--- start of MATERIAL FOR THE TASK ---

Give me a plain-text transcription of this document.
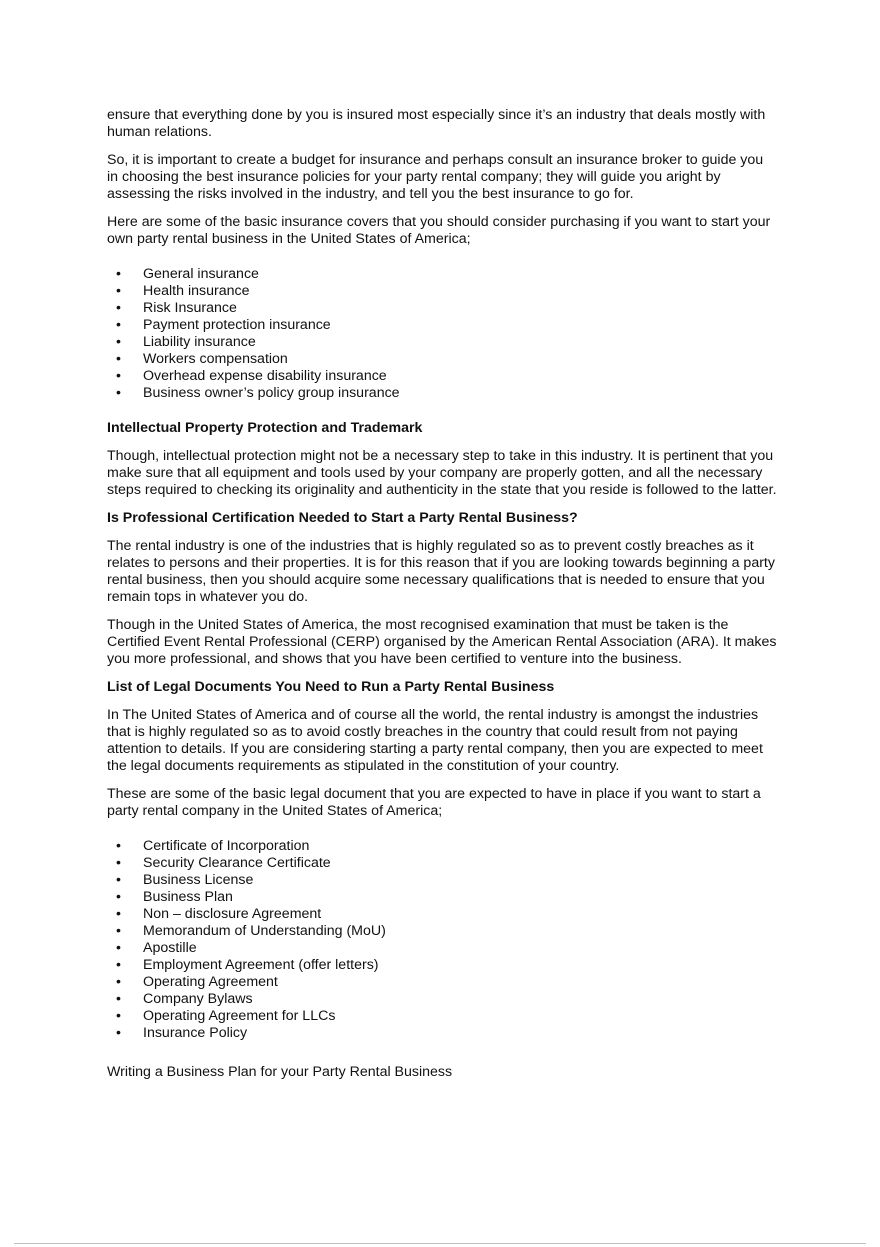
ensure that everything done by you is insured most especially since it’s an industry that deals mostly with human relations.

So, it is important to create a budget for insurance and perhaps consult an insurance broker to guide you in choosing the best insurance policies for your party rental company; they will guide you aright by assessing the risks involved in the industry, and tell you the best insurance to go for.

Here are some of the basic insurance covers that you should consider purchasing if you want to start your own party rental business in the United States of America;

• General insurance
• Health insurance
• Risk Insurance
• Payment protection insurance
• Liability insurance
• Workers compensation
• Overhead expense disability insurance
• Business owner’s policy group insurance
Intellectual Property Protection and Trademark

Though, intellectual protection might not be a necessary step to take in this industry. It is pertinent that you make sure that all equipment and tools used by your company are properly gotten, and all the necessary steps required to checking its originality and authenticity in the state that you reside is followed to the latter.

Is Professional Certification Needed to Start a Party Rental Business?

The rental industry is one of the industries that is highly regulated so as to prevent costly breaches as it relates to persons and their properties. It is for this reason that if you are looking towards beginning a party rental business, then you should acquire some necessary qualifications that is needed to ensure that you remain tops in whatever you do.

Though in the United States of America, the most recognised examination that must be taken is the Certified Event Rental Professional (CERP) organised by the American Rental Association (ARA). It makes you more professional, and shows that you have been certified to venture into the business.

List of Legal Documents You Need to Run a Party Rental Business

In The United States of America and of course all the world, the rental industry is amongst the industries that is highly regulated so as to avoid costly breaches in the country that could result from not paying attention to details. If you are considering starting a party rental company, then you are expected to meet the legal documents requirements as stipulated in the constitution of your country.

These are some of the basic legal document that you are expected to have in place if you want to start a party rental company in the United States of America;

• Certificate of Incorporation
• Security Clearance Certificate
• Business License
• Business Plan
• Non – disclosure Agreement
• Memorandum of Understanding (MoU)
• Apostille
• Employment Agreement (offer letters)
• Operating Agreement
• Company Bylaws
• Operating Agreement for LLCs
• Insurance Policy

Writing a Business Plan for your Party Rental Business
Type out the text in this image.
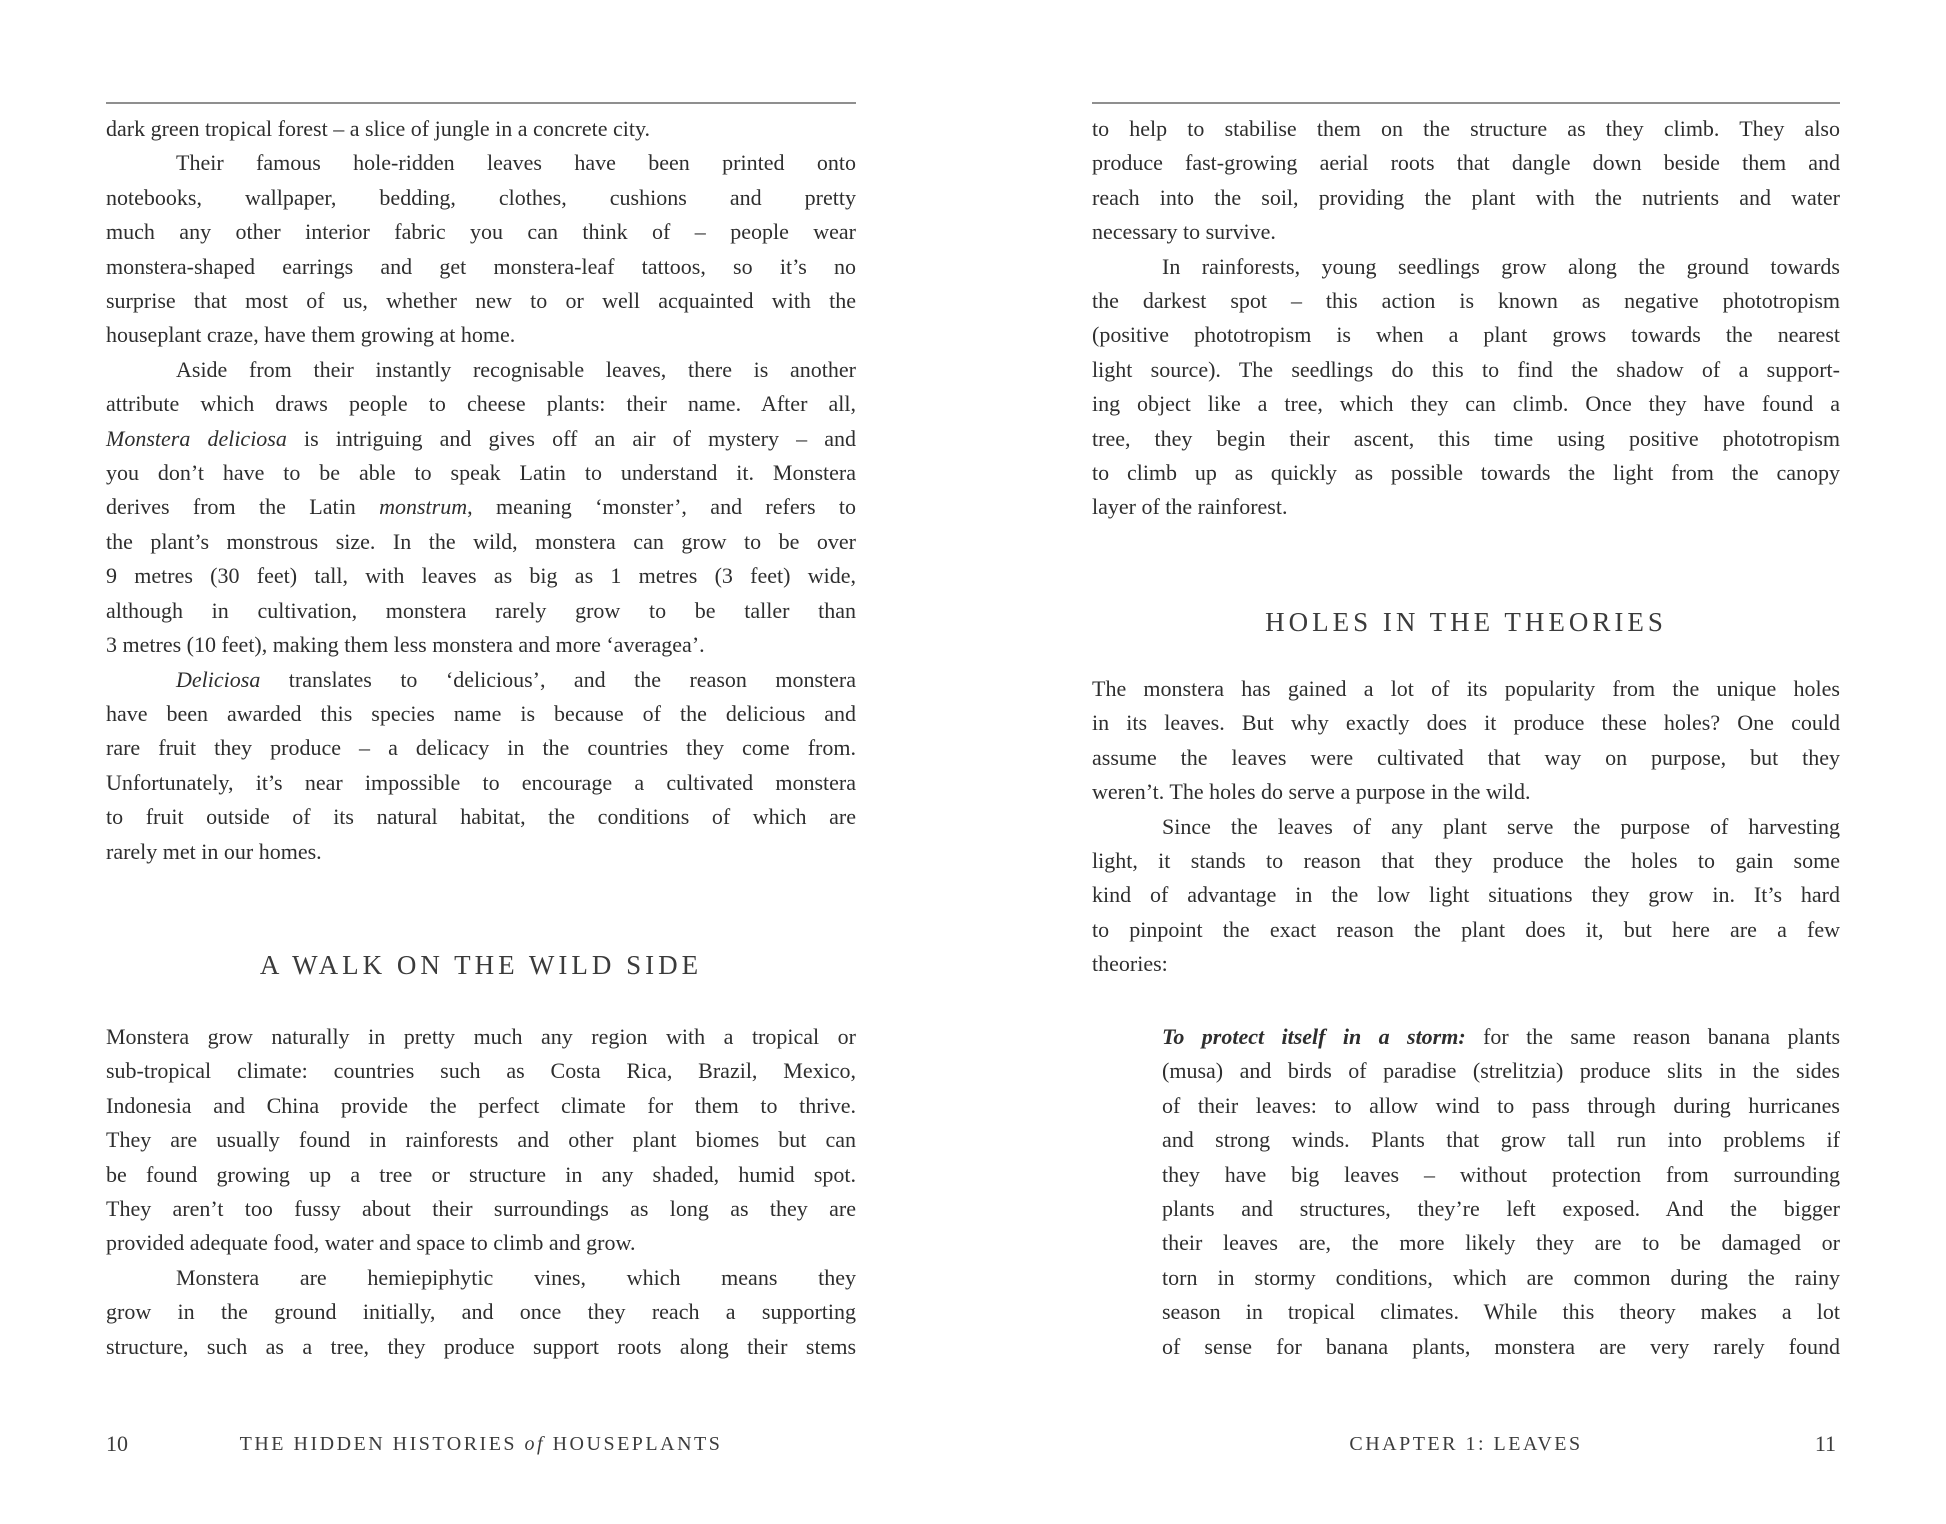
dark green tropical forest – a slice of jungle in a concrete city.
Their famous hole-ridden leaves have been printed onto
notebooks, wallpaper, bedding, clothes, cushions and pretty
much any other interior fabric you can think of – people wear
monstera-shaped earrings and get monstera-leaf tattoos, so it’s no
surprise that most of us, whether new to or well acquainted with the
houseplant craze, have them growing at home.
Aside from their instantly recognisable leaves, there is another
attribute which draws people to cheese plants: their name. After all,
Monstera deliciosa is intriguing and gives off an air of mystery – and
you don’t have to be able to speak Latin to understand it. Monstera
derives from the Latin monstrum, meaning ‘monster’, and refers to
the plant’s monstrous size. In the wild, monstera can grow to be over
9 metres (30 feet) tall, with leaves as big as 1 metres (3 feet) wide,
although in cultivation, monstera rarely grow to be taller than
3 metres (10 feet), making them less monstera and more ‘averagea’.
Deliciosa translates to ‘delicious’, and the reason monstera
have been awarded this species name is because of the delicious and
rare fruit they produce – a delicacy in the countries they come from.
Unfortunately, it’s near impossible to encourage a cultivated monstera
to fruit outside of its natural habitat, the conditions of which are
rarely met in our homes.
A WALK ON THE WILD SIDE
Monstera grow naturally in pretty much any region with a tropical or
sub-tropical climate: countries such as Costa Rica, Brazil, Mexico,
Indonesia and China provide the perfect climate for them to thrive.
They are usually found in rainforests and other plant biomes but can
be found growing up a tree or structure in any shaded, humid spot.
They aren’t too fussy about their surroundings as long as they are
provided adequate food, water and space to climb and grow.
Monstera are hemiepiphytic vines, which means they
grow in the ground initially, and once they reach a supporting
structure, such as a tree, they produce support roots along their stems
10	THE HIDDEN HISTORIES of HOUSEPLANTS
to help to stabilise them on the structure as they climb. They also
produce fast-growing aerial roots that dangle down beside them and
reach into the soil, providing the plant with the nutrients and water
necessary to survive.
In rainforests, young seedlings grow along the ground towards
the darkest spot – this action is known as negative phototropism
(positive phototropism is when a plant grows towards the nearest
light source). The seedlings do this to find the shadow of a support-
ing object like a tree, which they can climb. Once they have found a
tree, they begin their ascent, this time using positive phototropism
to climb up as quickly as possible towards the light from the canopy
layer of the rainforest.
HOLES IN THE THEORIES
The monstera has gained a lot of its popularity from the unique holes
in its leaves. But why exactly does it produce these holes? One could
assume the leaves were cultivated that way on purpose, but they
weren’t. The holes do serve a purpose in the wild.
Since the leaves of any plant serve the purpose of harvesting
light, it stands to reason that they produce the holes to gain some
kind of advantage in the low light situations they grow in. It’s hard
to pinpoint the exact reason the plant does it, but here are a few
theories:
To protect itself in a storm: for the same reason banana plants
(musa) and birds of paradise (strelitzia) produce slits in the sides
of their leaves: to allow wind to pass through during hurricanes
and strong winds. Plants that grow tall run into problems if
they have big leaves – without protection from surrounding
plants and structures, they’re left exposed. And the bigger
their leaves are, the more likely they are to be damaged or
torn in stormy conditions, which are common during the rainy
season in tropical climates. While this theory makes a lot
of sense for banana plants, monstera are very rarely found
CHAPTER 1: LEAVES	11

--- end of MATERIAL FOR THE TASK ---

→ **WHAT YOU NEED TO DO**: Each record above should come back exactly the same, only without its pictures.

→ **RESPONSE TO THE TASK**:
Give me a plain-text transcription of this document.
ensure that everything done by you is insured most especially since it’s an industry that deals mostly with human relations.

So, it is important to create a budget for insurance and perhaps consult an insurance broker to guide you in choosing the best insurance policies for your party rental company; they will guide you aright by assessing the risks involved in the industry, and tell you the best insurance to go for.

Here are some of the basic insurance covers that you should consider purchasing if you want to start your own party rental business in the United States of America;

• General insurance
• Health insurance
• Risk Insurance
• Payment protection insurance
• Liability insurance
• Workers compensation
• Overhead expense disability insurance
• Business owner’s policy group insurance
Intellectual Property Protection and Trademark

Though, intellectual protection might not be a necessary step to take in this industry. It is pertinent that you make sure that all equipment and tools used by your company are properly gotten, and all the necessary steps required to checking its originality and authenticity in the state that you reside is followed to the latter.

Is Professional Certification Needed to Start a Party Rental Business?

The rental industry is one of the industries that is highly regulated so as to prevent costly breaches as it relates to persons and their properties. It is for this reason that if you are looking towards beginning a party rental business, then you should acquire some necessary qualifications that is needed to ensure that you remain tops in whatever you do.

Though in the United States of America, the most recognised examination that must be taken is the Certified Event Rental Professional (CERP) organised by the American Rental Association (ARA). It makes you more professional, and shows that you have been certified to venture into the business.

List of Legal Documents You Need to Run a Party Rental Business

In The United States of America and of course all the world, the rental industry is amongst the industries that is highly regulated so as to avoid costly breaches in the country that could result from not paying attention to details. If you are considering starting a party rental company, then you are expected to meet the legal documents requirements as stipulated in the constitution of your country.

These are some of the basic legal document that you are expected to have in place if you want to start a party rental company in the United States of America;

• Certificate of Incorporation
• Security Clearance Certificate
• Business License
• Business Plan
• Non – disclosure Agreement
• Memorandum of Understanding (MoU)
• Apostille
• Employment Agreement (offer letters)
• Operating Agreement
• Company Bylaws
• Operating Agreement for LLCs
• Insurance Policy

Writing a Business Plan for your Party Rental Business
Type out the text in this image.
dark green tropical forest – a slice of jungle in a concrete city.
Their famous hole-ridden leaves have been printed onto
notebooks, wallpaper, bedding, clothes, cushions and pretty
much any other interior fabric you can think of – people wear
monstera-shaped earrings and get monstera-leaf tattoos, so it’s no
surprise that most of us, whether new to or well acquainted with the
houseplant craze, have them growing at home.
Aside from their instantly recognisable leaves, there is another
attribute which draws people to cheese plants: their name. After all,
Monstera deliciosa is intriguing and gives off an air of mystery – and
you don’t have to be able to speak Latin to understand it. Monstera
derives from the Latin monstrum, meaning ‘monster’, and refers to
the plant’s monstrous size. In the wild, monstera can grow to be over
9 metres (30 feet) tall, with leaves as big as 1 metres (3 feet) wide,
although in cultivation, monstera rarely grow to be taller than
3 metres (10 feet), making them less monstera and more ‘averagea’.
Deliciosa translates to ‘delicious’, and the reason monstera
have been awarded this species name is because of the delicious and
rare fruit they produce – a delicacy in the countries they come from.
Unfortunately, it’s near impossible to encourage a cultivated monstera
to fruit outside of its natural habitat, the conditions of which are
rarely met in our homes.
A WALK ON THE WILD SIDE
Monstera grow naturally in pretty much any region with a tropical or
sub-tropical climate: countries such as Costa Rica, Brazil, Mexico,
Indonesia and China provide the perfect climate for them to thrive.
They are usually found in rainforests and other plant biomes but can
be found growing up a tree or structure in any shaded, humid spot.
They aren’t too fussy about their surroundings as long as they are
provided adequate food, water and space to climb and grow.
Monstera are hemiepiphytic vines, which means they
grow in the ground initially, and once they reach a supporting
structure, such as a tree, they produce support roots along their stems
10	THE HIDDEN HISTORIES of HOUSEPLANTS
to help to stabilise them on the structure as they climb. They also
produce fast-growing aerial roots that dangle down beside them and
reach into the soil, providing the plant with the nutrients and water
necessary to survive.
In rainforests, young seedlings grow along the ground towards
the darkest spot – this action is known as negative phototropism
(positive phototropism is when a plant grows towards the nearest
light source). The seedlings do this to find the shadow of a support-
ing object like a tree, which they can climb. Once they have found a
tree, they begin their ascent, this time using positive phototropism
to climb up as quickly as possible towards the light from the canopy
layer of the rainforest.
HOLES IN THE THEORIES
The monstera has gained a lot of its popularity from the unique holes
in its leaves. But why exactly does it produce these holes? One could
assume the leaves were cultivated that way on purpose, but they
weren’t. The holes do serve a purpose in the wild.
Since the leaves of any plant serve the purpose of harvesting
light, it stands to reason that they produce the holes to gain some
kind of advantage in the low light situations they grow in. It’s hard
to pinpoint the exact reason the plant does it, but here are a few
theories:
To protect itself in a storm: for the same reason banana plants
(musa) and birds of paradise (strelitzia) produce slits in the sides
of their leaves: to allow wind to pass through during hurricanes
and strong winds. Plants that grow tall run into problems if
they have big leaves – without protection from surrounding
plants and structures, they’re left exposed. And the bigger
their leaves are, the more likely they are to be damaged or
torn in stormy conditions, which are common during the rainy
season in tropical climates. While this theory makes a lot
of sense for banana plants, monstera are very rarely found
CHAPTER 1: LEAVES	11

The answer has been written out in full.